▶ _TASK INSTRUCTIONS_: Extract from the listing below every line between the line containing "116, 552, 527]" and the line containing "88, 126, 102]", inclusive, reproducing each one verbatim.

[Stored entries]
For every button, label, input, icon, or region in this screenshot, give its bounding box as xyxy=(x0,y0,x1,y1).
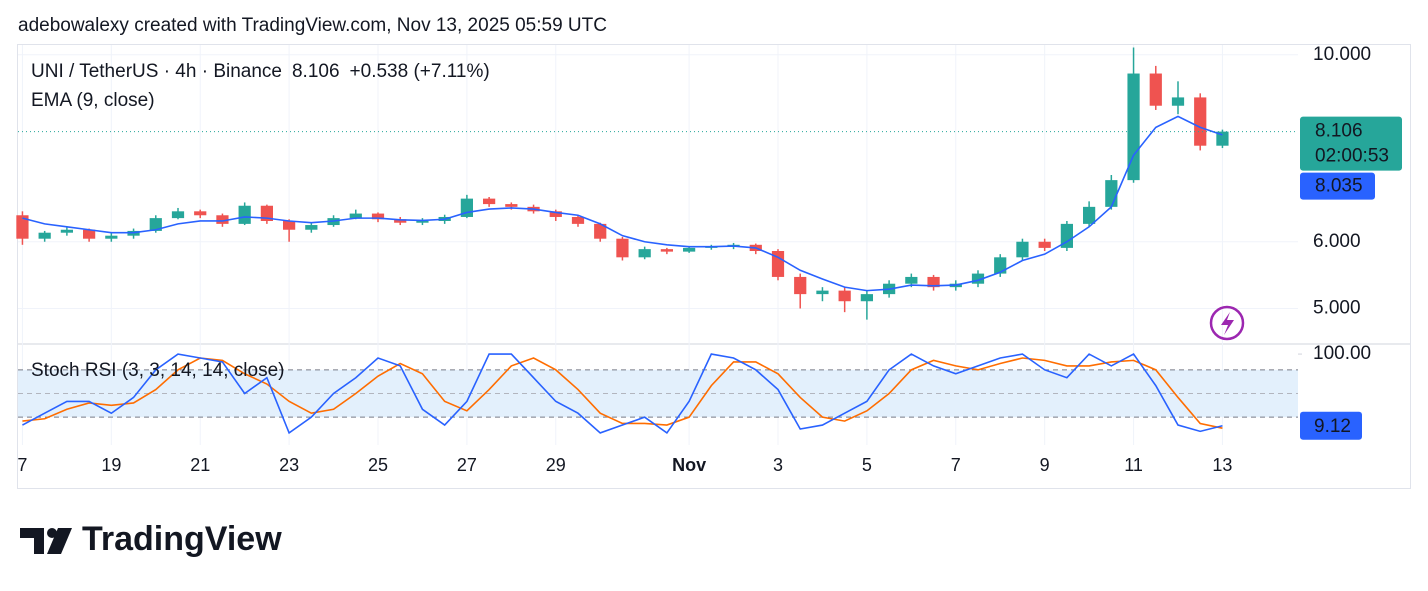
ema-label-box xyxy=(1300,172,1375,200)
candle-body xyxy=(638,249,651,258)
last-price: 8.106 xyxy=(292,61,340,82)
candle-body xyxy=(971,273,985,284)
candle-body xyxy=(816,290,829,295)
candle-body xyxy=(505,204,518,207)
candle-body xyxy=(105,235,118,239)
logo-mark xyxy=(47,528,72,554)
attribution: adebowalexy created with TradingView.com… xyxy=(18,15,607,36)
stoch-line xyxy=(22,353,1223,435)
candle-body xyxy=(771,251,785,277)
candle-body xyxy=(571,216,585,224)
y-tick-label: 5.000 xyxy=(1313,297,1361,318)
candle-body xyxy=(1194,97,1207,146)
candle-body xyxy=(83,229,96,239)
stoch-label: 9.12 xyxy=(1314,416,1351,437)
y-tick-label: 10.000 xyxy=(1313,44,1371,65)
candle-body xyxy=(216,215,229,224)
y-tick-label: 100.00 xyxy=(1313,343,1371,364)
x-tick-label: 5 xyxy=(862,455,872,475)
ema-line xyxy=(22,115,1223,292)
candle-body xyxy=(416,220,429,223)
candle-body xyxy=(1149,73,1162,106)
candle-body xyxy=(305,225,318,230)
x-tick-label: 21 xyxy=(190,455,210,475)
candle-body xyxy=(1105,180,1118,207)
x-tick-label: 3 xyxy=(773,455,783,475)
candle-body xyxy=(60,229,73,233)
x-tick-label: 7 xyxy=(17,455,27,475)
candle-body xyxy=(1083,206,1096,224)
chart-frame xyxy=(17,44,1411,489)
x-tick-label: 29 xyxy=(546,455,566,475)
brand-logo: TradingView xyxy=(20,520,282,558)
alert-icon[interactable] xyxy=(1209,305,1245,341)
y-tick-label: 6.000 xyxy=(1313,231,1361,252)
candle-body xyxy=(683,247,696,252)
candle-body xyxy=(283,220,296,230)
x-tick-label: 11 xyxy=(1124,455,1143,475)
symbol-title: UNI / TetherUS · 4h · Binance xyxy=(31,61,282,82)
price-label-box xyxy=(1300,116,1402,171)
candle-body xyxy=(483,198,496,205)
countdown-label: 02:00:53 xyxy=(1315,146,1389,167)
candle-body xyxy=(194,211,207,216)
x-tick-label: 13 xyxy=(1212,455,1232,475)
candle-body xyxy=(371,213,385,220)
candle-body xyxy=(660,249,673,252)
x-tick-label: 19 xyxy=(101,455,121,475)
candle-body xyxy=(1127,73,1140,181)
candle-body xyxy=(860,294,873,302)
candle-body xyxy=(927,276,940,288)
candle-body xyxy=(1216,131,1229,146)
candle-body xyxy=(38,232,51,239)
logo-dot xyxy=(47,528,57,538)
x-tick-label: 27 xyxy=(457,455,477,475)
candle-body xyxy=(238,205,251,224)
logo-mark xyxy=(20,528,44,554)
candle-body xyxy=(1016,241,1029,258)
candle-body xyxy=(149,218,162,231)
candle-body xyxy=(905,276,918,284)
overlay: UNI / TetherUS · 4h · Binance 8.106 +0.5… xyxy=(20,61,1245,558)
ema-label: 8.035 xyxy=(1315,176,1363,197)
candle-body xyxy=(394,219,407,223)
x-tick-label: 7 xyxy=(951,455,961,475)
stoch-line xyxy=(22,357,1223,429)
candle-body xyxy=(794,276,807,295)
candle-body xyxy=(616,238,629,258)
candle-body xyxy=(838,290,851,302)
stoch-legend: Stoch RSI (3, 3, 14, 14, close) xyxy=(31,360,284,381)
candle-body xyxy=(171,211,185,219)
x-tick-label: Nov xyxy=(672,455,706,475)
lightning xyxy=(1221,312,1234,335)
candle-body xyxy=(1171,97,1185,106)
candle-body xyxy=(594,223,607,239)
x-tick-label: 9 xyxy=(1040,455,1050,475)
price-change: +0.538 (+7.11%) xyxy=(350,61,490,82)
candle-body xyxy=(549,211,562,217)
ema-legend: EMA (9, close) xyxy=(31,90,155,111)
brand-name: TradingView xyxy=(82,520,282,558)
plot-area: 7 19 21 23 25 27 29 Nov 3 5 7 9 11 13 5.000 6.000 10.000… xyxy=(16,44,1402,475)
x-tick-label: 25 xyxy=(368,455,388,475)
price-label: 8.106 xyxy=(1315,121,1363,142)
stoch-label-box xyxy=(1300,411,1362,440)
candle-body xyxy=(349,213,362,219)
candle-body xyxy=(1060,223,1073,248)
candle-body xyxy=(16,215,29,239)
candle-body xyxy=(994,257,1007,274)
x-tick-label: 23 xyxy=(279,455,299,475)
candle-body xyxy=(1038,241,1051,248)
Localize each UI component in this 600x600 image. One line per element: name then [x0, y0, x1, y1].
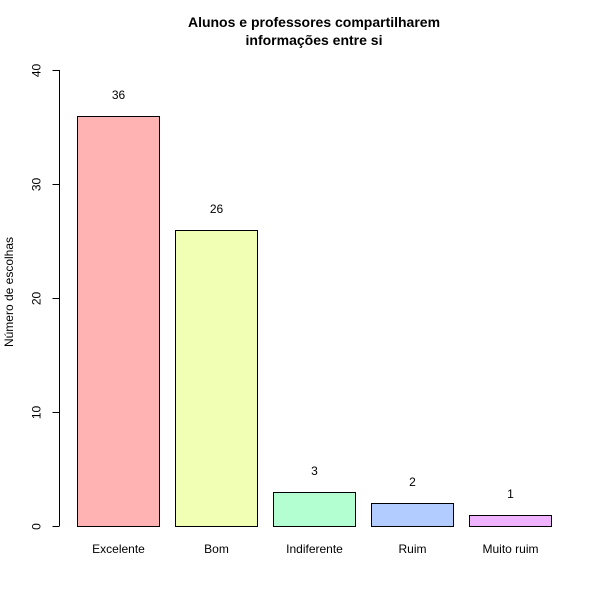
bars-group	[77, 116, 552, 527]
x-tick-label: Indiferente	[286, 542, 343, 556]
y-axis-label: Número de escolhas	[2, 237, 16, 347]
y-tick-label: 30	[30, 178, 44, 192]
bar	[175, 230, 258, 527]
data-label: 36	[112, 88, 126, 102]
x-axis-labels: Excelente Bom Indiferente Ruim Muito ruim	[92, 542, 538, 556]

▶ _CORRECT RESULT_:
bars-group	[77, 116, 552, 527]
x-tick-label: Indiferente	[286, 542, 343, 556]
y-axis-label: Número de escolhas	[2, 237, 16, 347]
y-tick-label: 30	[30, 178, 44, 192]
bar	[175, 230, 258, 527]
data-label: 36	[112, 88, 126, 102]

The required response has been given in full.